* start The data *

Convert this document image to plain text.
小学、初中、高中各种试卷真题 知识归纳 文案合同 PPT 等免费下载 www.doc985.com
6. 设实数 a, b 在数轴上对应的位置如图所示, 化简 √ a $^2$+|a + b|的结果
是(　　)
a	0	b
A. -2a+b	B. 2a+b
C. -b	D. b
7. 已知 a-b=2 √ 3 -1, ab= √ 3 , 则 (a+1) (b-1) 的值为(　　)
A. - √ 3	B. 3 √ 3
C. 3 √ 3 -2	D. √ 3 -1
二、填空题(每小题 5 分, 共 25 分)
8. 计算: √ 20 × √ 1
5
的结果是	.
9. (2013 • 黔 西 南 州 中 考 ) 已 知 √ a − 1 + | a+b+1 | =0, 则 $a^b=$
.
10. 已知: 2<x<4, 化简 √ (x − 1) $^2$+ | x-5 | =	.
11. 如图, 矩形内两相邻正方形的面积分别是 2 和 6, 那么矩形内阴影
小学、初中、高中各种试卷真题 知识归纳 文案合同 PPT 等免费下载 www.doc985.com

* end The data *

* _Task instructions_
Write out the whole listing again, exactly as it stands.

* _Result of this exercise_
Convert this document image to plain text.
小学、初中、高中各种试卷真题 知识归纳 文案合同 PPT 等免费下载 www.doc985.com
6. 设实数 a, b 在数轴上对应的位置如图所示, 化简 √ a $^2$+|a + b|的结果
是(　　)
a	0	b
A. -2a+b	B. 2a+b
C. -b	D. b
7. 已知 a-b=2 √ 3 -1, ab= √ 3 , 则 (a+1) (b-1) 的值为(　　)
A. - √ 3	B. 3 √ 3
C. 3 √ 3 -2	D. √ 3 -1
二、填空题(每小题 5 分, 共 25 分)
8. 计算: √ 20 × √ 1
5
的结果是	.
9. (2013 • 黔 西 南 州 中 考 ) 已 知 √ a − 1 + | a+b+1 | =0, 则 $a^b=$
.
10. 已知: 2<x<4, 化简 √ (x − 1) $^2$+ | x-5 | =	.
11. 如图, 矩形内两相邻正方形的面积分别是 2 和 6, 那么矩形内阴影
小学、初中、高中各种试卷真题 知识归纳 文案合同 PPT 等免费下载 www.doc985.com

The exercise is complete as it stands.